» PROBLEM DESCRIPTION
Only the lines starting at the one that contains "Extract all readable text from this page." and running to the end should be repeated, exactly as written.

=== DATASET ===

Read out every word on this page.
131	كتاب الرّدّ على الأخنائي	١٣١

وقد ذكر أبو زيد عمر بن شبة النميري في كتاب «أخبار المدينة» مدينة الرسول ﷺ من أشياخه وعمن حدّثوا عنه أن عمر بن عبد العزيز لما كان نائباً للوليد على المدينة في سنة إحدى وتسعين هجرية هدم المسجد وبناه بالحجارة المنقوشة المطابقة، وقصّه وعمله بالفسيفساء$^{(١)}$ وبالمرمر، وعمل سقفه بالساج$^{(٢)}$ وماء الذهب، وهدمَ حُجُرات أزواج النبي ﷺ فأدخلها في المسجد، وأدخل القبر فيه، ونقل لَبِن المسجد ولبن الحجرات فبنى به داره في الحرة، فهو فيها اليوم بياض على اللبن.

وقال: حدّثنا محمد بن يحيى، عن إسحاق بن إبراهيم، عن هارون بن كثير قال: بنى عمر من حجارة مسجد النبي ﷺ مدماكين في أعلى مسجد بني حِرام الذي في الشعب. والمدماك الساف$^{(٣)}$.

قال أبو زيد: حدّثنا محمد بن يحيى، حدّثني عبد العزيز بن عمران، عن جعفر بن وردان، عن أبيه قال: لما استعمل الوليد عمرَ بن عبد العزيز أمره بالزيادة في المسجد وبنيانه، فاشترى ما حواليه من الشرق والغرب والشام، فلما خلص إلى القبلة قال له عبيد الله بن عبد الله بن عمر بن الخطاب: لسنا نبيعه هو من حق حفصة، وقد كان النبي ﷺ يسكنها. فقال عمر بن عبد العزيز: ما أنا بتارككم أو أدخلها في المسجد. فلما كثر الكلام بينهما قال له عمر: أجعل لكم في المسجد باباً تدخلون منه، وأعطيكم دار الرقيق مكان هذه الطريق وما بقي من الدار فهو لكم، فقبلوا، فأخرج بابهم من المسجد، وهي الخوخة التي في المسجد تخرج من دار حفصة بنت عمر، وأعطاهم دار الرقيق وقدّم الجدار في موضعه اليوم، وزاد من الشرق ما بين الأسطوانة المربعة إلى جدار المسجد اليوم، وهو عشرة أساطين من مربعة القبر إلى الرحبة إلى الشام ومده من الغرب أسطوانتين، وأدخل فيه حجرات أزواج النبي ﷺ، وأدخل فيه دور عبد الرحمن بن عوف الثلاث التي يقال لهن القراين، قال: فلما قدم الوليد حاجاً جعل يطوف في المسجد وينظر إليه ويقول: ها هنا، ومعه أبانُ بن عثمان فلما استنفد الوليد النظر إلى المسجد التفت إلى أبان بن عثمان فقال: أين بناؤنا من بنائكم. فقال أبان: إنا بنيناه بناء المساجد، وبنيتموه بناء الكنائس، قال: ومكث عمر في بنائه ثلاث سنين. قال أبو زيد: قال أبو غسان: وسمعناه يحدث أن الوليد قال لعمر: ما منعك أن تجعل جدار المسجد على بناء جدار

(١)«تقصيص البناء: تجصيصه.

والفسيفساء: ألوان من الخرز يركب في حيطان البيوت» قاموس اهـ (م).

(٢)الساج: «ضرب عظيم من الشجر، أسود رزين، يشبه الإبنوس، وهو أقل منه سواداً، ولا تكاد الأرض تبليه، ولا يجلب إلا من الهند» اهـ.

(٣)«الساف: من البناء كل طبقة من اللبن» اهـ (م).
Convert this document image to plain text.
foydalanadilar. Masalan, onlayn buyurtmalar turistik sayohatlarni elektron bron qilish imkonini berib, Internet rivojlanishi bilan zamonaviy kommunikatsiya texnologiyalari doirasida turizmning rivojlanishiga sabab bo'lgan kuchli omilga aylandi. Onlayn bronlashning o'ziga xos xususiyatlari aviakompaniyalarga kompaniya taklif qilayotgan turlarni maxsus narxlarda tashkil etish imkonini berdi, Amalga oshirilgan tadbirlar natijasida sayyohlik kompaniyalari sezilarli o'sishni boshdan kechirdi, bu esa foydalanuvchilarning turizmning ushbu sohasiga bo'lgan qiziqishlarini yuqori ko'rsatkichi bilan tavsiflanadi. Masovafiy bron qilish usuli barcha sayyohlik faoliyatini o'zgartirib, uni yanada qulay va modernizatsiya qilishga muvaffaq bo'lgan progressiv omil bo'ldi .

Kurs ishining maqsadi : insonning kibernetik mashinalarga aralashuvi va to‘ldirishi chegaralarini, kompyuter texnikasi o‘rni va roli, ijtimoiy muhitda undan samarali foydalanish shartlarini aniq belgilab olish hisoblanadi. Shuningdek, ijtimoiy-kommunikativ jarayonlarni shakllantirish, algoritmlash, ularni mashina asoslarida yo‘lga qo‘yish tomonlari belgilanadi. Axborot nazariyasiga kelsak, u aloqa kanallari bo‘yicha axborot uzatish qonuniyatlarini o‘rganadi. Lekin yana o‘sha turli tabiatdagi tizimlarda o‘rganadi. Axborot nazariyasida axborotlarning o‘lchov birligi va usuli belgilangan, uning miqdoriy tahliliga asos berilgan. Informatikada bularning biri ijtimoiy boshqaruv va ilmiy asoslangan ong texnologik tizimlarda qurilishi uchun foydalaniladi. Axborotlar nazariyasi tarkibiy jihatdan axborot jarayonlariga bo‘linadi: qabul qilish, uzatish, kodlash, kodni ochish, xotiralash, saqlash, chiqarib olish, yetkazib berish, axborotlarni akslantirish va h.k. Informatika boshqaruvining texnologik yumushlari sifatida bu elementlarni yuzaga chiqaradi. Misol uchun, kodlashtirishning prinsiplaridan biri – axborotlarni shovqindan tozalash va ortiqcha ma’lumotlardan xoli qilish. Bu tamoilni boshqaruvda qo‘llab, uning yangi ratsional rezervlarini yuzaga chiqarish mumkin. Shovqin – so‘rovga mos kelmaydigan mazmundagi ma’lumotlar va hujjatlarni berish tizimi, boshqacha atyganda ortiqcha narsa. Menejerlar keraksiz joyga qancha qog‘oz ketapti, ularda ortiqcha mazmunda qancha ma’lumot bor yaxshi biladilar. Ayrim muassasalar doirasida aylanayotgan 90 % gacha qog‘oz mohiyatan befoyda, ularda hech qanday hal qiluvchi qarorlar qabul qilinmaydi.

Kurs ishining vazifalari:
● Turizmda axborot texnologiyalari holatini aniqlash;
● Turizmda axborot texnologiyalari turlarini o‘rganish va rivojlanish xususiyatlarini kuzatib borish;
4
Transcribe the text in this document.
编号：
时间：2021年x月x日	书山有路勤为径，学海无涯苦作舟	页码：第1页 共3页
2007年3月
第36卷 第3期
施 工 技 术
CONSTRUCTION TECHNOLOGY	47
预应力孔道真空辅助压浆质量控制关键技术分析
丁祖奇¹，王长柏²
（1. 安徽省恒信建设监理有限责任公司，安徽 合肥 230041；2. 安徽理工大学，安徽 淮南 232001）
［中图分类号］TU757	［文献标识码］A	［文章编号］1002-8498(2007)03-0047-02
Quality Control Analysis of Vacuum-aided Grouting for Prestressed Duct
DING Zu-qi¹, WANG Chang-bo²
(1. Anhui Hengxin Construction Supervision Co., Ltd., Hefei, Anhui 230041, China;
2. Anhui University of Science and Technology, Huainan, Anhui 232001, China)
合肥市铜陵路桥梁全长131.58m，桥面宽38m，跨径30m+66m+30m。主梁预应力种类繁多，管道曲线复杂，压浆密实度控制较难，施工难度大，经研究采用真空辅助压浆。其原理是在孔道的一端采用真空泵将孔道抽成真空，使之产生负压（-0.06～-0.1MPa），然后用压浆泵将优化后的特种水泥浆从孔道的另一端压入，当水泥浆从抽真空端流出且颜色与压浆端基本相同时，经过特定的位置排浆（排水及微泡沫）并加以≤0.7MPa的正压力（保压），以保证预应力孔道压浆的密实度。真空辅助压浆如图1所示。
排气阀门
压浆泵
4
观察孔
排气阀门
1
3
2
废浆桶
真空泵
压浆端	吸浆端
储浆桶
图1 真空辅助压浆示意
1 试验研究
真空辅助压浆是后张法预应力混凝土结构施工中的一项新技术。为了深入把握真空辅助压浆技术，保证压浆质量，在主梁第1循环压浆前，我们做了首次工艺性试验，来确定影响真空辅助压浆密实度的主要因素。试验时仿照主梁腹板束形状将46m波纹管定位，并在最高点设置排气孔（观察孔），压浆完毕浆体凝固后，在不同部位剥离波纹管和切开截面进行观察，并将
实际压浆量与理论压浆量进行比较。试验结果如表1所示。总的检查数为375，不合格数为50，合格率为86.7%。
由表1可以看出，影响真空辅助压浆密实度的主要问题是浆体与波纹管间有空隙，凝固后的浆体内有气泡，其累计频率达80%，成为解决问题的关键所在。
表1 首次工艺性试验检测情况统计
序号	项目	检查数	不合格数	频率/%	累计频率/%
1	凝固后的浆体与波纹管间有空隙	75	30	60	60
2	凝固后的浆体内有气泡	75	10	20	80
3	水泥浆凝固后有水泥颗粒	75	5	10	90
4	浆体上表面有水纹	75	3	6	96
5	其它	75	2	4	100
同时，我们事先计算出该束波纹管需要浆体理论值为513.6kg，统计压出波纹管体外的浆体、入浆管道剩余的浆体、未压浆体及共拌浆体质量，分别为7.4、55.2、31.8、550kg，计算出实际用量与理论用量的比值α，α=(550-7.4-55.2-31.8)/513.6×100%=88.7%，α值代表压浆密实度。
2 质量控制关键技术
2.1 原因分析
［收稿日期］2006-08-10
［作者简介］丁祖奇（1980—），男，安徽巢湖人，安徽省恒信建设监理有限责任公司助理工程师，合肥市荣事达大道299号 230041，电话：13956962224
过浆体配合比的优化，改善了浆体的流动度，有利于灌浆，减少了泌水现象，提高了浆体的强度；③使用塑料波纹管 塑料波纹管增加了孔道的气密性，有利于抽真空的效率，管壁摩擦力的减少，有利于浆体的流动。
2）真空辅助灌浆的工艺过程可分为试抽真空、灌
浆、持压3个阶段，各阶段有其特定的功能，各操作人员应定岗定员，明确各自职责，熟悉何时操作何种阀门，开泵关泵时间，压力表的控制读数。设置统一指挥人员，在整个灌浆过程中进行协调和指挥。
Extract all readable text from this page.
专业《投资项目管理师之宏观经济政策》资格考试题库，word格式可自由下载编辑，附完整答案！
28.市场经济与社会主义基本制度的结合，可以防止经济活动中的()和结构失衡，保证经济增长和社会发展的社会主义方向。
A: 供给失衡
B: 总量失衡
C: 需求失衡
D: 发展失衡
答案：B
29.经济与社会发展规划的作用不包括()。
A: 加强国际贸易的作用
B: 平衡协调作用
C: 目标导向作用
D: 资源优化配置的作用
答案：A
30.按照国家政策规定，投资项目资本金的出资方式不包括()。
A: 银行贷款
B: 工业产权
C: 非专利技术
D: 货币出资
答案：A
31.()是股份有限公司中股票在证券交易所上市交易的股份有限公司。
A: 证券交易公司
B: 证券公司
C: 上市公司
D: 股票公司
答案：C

===

» REPLY TO THE TASK
Extract all readable text from this page.
专业《投资项目管理师之宏观经济政策》资格考试题库，word格式可自由下载编辑，附完整答案！
28.市场经济与社会主义基本制度的结合，可以防止经济活动中的()和结构失衡，保证经济增长和社会发展的社会主义方向。
A: 供给失衡
B: 总量失衡
C: 需求失衡
D: 发展失衡
答案：B
29.经济与社会发展规划的作用不包括()。
A: 加强国际贸易的作用
B: 平衡协调作用
C: 目标导向作用
D: 资源优化配置的作用
答案：A
30.按照国家政策规定，投资项目资本金的出资方式不包括()。
A: 银行贷款
B: 工业产权
C: 非专利技术
D: 货币出资
答案：A
31.()是股份有限公司中股票在证券交易所上市交易的股份有限公司。
A: 证券交易公司
B: 证券公司
C: 上市公司
D: 股票公司
答案：C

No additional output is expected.